Written problem
Count the lines in the records below that contain the string "obrázek". Give only the number.

Data provided
______

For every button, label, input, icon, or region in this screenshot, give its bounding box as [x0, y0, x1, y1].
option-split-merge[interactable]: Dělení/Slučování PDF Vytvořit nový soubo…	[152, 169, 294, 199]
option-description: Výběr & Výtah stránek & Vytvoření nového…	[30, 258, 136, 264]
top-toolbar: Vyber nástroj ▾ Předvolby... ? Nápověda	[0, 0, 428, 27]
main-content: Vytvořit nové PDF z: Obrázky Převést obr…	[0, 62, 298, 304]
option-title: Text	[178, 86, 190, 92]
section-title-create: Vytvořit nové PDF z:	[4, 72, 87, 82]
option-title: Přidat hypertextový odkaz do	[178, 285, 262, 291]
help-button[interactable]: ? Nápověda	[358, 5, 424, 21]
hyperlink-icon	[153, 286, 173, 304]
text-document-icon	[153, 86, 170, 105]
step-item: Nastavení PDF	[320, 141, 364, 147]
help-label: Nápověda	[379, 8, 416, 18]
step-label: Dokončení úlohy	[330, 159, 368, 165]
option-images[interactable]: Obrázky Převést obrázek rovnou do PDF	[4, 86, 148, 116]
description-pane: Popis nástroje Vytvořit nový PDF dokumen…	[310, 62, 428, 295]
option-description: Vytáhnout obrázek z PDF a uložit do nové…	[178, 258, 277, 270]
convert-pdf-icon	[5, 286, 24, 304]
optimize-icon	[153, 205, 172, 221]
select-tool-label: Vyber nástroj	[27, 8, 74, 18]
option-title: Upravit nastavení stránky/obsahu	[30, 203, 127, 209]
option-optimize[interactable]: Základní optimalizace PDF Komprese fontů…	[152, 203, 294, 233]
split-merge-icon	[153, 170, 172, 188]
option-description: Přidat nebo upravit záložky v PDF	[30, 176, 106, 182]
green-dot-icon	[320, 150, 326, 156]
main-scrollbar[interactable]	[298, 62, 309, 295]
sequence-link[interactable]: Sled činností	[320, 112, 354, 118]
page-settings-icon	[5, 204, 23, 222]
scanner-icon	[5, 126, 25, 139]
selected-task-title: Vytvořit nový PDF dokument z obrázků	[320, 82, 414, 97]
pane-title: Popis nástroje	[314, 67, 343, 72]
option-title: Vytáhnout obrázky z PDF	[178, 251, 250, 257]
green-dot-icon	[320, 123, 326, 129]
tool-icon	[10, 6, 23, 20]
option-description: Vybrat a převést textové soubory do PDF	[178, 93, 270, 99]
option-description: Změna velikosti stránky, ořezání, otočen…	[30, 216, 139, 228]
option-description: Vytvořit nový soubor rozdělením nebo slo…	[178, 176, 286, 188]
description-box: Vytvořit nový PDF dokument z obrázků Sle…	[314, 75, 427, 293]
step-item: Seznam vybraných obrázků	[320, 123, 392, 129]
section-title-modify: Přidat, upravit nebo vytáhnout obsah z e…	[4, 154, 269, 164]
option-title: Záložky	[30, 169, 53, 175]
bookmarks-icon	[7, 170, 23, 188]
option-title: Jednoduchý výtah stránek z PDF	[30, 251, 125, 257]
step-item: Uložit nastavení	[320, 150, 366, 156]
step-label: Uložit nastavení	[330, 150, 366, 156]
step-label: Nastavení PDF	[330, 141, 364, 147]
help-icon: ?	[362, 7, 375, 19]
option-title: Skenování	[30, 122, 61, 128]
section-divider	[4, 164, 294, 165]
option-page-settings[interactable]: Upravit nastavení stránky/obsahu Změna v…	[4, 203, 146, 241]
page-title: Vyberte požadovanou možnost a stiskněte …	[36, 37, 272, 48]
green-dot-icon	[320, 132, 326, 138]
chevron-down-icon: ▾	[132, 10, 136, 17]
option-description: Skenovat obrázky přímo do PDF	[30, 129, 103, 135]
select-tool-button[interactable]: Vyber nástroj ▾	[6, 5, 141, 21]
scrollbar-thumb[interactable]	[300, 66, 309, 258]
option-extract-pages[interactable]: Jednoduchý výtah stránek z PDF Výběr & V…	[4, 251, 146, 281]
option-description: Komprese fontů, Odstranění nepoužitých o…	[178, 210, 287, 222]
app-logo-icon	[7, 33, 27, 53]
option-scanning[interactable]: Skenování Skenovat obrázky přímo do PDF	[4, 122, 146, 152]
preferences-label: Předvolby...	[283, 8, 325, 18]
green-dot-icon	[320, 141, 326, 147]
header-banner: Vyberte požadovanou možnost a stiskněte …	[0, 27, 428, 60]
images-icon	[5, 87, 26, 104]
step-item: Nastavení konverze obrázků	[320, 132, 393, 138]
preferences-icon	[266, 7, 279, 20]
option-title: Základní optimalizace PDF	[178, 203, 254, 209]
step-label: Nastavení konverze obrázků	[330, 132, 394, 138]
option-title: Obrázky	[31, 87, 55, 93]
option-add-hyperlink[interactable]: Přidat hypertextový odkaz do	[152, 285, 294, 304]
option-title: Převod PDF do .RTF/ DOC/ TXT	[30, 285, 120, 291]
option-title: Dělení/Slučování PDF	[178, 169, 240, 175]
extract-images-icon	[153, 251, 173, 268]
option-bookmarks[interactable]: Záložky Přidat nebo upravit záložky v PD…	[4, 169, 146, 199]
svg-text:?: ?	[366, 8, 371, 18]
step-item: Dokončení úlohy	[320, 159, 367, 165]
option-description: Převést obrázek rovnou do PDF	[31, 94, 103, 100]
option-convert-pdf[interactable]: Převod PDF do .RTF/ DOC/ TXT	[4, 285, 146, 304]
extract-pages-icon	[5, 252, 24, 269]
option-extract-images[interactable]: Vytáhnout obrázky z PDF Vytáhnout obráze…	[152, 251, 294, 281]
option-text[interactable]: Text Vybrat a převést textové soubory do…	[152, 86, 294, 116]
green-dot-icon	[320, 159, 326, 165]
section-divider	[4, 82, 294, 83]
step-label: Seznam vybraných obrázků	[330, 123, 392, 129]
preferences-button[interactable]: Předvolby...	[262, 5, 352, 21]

______

Complete answer
3